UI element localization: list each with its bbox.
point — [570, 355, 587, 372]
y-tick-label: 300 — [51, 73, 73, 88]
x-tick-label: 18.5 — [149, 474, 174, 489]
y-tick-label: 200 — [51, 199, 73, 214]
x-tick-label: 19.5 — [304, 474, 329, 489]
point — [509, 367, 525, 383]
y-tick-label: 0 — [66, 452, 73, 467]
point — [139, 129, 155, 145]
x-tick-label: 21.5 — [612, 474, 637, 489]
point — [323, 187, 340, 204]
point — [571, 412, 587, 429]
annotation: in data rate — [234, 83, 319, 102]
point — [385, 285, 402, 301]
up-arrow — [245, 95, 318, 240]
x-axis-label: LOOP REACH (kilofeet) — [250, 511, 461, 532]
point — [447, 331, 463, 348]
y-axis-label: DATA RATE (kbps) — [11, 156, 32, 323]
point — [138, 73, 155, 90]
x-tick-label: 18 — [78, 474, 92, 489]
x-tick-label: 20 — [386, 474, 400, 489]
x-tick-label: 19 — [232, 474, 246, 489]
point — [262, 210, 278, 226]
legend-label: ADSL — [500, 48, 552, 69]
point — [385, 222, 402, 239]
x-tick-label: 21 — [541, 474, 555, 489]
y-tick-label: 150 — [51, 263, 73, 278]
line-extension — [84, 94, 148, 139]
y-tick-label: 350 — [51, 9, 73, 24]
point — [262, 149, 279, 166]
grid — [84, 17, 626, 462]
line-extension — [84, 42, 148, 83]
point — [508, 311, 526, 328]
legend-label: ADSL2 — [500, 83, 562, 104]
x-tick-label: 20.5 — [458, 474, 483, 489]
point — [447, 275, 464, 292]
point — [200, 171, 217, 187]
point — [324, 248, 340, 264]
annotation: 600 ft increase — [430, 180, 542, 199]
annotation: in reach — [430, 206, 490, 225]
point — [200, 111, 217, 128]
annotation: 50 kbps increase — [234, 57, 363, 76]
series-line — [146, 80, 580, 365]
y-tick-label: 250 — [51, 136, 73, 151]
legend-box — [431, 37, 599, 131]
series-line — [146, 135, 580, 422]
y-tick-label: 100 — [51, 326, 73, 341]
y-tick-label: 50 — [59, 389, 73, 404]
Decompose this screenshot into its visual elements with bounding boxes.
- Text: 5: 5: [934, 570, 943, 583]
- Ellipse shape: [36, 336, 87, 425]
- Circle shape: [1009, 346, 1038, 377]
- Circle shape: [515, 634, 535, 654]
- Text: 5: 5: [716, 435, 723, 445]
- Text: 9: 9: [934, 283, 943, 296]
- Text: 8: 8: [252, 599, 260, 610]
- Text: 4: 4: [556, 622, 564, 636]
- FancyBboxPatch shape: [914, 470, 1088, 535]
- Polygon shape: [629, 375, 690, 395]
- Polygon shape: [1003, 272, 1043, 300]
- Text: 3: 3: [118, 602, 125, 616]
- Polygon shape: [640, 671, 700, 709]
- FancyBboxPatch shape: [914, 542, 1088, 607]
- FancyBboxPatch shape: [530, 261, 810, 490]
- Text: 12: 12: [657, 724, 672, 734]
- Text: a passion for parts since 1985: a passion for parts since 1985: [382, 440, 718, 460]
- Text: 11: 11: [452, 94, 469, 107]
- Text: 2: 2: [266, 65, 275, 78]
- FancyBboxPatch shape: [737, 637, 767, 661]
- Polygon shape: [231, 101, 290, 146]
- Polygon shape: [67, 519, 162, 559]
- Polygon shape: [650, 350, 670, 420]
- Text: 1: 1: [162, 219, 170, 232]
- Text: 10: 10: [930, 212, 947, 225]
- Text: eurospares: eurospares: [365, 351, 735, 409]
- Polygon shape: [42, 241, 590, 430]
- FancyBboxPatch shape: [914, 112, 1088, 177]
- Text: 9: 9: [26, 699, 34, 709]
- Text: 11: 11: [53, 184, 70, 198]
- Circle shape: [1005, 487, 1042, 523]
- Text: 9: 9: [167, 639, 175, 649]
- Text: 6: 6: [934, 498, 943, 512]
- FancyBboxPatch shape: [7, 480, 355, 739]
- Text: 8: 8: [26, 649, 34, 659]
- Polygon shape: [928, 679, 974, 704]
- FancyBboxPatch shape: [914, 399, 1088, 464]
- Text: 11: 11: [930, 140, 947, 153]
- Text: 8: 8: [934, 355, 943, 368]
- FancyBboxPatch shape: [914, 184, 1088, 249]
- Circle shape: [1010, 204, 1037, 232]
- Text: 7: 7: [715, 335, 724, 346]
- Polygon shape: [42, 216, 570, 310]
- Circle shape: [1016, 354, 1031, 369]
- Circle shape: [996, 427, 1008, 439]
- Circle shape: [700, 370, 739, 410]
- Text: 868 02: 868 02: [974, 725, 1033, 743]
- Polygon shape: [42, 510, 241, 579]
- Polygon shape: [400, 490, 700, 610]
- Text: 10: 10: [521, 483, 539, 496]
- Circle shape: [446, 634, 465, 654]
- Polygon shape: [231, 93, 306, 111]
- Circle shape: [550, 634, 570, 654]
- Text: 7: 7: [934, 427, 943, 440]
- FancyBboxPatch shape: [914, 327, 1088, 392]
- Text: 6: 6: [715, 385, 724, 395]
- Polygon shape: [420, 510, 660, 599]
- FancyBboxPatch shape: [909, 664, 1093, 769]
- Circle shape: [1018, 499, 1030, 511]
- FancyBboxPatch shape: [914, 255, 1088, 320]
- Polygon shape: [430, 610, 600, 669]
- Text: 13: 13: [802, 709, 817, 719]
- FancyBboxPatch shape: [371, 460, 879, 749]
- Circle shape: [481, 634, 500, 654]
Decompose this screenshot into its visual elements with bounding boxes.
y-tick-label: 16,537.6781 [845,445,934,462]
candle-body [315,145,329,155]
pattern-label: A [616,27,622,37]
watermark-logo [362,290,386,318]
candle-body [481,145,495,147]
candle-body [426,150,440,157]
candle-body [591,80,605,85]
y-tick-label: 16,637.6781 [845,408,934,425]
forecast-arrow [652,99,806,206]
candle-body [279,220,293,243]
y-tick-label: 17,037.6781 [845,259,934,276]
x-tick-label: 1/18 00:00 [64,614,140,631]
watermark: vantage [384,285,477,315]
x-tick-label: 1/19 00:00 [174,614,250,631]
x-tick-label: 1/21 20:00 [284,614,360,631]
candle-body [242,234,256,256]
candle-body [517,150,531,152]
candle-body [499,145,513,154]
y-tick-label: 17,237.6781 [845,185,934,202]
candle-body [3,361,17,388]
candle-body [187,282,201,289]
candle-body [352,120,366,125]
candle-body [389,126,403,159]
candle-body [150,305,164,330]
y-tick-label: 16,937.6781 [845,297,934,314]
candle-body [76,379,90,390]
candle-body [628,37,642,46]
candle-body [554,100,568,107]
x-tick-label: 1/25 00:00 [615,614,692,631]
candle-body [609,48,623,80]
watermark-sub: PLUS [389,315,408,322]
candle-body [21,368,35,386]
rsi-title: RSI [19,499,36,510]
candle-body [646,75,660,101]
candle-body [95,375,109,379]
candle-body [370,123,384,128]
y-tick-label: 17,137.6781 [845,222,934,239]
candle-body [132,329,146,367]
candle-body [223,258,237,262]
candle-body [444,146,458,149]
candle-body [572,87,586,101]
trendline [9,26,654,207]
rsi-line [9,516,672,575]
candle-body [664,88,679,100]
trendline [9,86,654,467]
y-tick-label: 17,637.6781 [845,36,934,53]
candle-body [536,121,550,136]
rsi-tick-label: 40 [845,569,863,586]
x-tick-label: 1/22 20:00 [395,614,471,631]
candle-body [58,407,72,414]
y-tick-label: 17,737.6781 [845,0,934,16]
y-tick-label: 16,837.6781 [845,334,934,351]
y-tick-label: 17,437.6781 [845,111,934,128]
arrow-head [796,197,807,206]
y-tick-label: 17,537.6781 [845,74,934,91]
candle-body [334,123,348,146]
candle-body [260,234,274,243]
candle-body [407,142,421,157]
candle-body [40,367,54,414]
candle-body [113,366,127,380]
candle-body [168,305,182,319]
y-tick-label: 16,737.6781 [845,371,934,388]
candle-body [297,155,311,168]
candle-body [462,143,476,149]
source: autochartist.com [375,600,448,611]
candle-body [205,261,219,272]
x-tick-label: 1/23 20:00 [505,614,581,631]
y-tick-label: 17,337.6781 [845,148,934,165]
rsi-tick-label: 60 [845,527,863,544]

------------------------------------

● WHAT THE TASK ASKS
Convert the stretch of the data from its first line through the line containing "point — [262, 210, 278, 226]", both included, into a Markdown table with the columns Row and Data line, giving each line a row number and leaving out blank lines.

● EXERCISE SOLUTION
| Row | Data line |
|---|---|
| 1 | UI element localization: list each with its bbox. |
| 2 | point — [570, 355, 587, 372] |
| 3 | y-tick-label: 300 — [51, 73, 73, 88] |
| 4 | x-tick-label: 18.5 — [149, 474, 174, 489] |
| 5 | y-tick-label: 200 — [51, 199, 73, 214] |
| 6 | x-tick-label: 19.5 — [304, 474, 329, 489] |
| 7 | point — [509, 367, 525, 383] |
| 8 | y-tick-label: 0 — [66, 452, 73, 467] |
| 9 | point — [139, 129, 155, 145] |
| 10 | x-tick-label: 21.5 — [612, 474, 637, 489] |
| 11 | point — [323, 187, 340, 204] |
| 12 | point — [571, 412, 587, 429] |
| 13 | annotation: in data rate — [234, 83, 319, 102] |
| 14 | point — [385, 285, 402, 301] |
| 15 | up-arrow — [245, 95, 318, 240] |
| 16 | x-axis-label: LOOP REACH (kilofeet) — [250, 511, 461, 532] |
| 17 | point — [447, 331, 463, 348] |
| 18 | y-axis-label: DATA RATE (kbps) — [11, 156, 32, 323] |
| 19 | point — [138, 73, 155, 90] |
| 20 | x-tick-label: 18 — [78, 474, 92, 489] |
| 21 | x-tick-label: 20 — [386, 474, 400, 489] |
| 22 | x-tick-label: 19 — [232, 474, 246, 489] |
| 23 | point — [262, 210, 278, 226] |